TO DO »
Transcribe the records exactly. Pictures do not belong in the transcription.
>> start
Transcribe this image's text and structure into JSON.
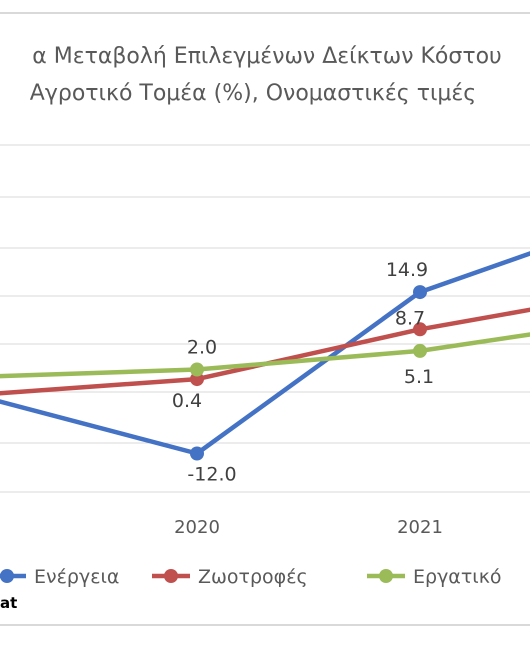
{
  "chart_data": {
    "type": "line",
    "title_line1": "α Μεταβολή Επιλεγμένων Δείκτων Κόστου",
    "title_line2": "Αγροτικό Τομέα (%), Ονομαστικές τιμές",
    "categories": [
      "",
      "2020",
      "2021",
      ""
    ],
    "series": [
      {
        "name": "Ενέργεια",
        "color": "#4472c4",
        "values": [
          null,
          -12.0,
          14.9,
          null
        ],
        "labels": [
          "",
          "-12.0",
          "14.9",
          ""
        ]
      },
      {
        "name": "Ζωοτροφές",
        "color": "#c0504d",
        "values": [
          null,
          0.4,
          8.7,
          null
        ],
        "labels": [
          "",
          "0.4",
          "8.7",
          ""
        ]
      },
      {
        "name": "Εργατικό",
        "color": "#9bbb59",
        "values": [
          null,
          2.0,
          5.1,
          null
        ],
        "labels": [
          "",
          "2.0",
          "5.1",
          ""
        ]
      }
    ],
    "grid": true,
    "legend": "bottom",
    "source_fragment": "at"
  }
}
>> end
OUTPUT BELOW »
Transcribe this image's text and structure into JSON.
{
  "chart_data": {
    "type": "line",
    "title_line1": "α Μεταβολή Επιλεγμένων Δείκτων Κόστου",
    "title_line2": "Αγροτικό Τομέα (%), Ονομαστικές τιμές",
    "categories": [
      "",
      "2020",
      "2021",
      ""
    ],
    "series": [
      {
        "name": "Ενέργεια",
        "color": "#4472c4",
        "values": [
          null,
          -12.0,
          14.9,
          null
        ],
        "labels": [
          "",
          "-12.0",
          "14.9",
          ""
        ]
      },
      {
        "name": "Ζωοτροφές",
        "color": "#c0504d",
        "values": [
          null,
          0.4,
          8.7,
          null
        ],
        "labels": [
          "",
          "0.4",
          "8.7",
          ""
        ]
      },
      {
        "name": "Εργατικό",
        "color": "#9bbb59",
        "values": [
          null,
          2.0,
          5.1,
          null
        ],
        "labels": [
          "",
          "2.0",
          "5.1",
          ""
        ]
      }
    ],
    "grid": true,
    "legend": "bottom",
    "source_fragment": "at"
  }
}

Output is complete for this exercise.